━━━━━ Records shown ━━━━━

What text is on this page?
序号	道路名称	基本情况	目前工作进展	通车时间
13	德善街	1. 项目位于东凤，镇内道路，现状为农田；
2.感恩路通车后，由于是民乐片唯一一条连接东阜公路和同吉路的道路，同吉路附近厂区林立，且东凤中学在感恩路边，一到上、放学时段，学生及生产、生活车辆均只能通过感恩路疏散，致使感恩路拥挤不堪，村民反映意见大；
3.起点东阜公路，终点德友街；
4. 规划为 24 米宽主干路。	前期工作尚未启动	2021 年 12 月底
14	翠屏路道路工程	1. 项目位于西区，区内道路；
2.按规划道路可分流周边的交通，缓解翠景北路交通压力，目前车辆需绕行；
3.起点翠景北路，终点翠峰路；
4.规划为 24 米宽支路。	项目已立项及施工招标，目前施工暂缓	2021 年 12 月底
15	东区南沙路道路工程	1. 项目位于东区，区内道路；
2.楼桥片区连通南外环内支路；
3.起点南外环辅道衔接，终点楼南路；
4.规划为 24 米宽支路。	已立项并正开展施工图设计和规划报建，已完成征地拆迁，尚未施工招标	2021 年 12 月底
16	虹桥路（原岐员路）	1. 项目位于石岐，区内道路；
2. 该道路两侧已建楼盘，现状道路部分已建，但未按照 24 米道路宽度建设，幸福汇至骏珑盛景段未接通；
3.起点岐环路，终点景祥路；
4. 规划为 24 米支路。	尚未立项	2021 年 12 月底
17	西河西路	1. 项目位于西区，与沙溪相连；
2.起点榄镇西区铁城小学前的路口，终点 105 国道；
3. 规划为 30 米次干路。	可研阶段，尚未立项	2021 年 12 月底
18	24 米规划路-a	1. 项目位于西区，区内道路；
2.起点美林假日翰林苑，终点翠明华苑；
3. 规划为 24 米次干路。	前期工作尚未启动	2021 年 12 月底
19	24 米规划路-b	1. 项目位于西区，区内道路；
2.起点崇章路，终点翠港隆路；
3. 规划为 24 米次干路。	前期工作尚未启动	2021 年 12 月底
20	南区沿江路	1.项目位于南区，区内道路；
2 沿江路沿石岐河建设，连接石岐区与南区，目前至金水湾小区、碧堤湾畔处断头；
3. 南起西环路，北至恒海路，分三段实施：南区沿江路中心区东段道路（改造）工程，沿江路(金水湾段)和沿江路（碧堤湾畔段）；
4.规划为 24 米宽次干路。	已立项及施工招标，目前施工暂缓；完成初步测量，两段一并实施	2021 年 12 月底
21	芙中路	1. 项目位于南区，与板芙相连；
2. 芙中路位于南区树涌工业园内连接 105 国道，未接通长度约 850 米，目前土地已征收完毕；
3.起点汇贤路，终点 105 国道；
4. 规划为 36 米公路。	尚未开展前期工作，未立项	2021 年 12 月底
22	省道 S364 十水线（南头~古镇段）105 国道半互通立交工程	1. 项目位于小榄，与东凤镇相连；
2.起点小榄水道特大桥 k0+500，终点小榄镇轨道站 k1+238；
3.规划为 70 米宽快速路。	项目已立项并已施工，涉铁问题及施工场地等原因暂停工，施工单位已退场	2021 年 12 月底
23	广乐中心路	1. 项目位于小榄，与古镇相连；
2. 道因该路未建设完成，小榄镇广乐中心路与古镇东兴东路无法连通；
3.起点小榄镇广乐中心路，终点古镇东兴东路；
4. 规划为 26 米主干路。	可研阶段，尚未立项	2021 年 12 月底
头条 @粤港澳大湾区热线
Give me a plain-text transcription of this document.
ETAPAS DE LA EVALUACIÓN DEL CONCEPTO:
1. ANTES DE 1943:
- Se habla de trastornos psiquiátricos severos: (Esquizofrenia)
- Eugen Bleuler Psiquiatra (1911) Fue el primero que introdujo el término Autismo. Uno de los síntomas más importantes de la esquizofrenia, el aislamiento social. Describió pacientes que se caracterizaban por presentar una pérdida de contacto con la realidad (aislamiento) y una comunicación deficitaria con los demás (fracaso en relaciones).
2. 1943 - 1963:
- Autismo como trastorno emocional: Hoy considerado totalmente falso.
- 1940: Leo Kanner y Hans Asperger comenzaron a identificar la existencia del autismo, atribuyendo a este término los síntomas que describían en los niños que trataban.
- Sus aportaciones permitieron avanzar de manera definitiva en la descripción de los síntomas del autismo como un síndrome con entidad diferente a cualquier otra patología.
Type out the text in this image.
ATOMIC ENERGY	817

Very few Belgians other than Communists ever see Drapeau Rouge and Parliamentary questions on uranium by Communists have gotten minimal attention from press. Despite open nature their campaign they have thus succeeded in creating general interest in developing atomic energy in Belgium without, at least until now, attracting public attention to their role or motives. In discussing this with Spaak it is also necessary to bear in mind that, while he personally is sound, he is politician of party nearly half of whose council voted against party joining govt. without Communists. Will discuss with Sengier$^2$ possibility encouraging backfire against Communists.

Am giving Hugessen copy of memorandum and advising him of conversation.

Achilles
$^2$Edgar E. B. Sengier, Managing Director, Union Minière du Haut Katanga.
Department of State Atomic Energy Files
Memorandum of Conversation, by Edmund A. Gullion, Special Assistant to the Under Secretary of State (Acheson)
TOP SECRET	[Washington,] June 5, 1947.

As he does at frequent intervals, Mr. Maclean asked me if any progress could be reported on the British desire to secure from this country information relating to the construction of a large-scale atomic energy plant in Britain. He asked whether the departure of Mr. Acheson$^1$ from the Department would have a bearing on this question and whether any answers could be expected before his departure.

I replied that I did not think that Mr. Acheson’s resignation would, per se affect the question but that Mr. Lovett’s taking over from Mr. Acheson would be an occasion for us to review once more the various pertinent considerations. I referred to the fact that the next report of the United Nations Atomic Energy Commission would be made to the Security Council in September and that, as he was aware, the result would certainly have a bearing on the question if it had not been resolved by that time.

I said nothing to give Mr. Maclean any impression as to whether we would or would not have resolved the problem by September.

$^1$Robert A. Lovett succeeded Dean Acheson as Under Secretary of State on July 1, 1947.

━━━━━

» **Written request**
Keep only those lines of the records that hold "可研阶段", and return them.

» **Solution for this problem**
3. 规划为 30 米次干路。	可研阶段，尚未立项	2021 年 12 月底
4. 规划为 26 米主干路。	可研阶段，尚未立项	2021 年 12 月底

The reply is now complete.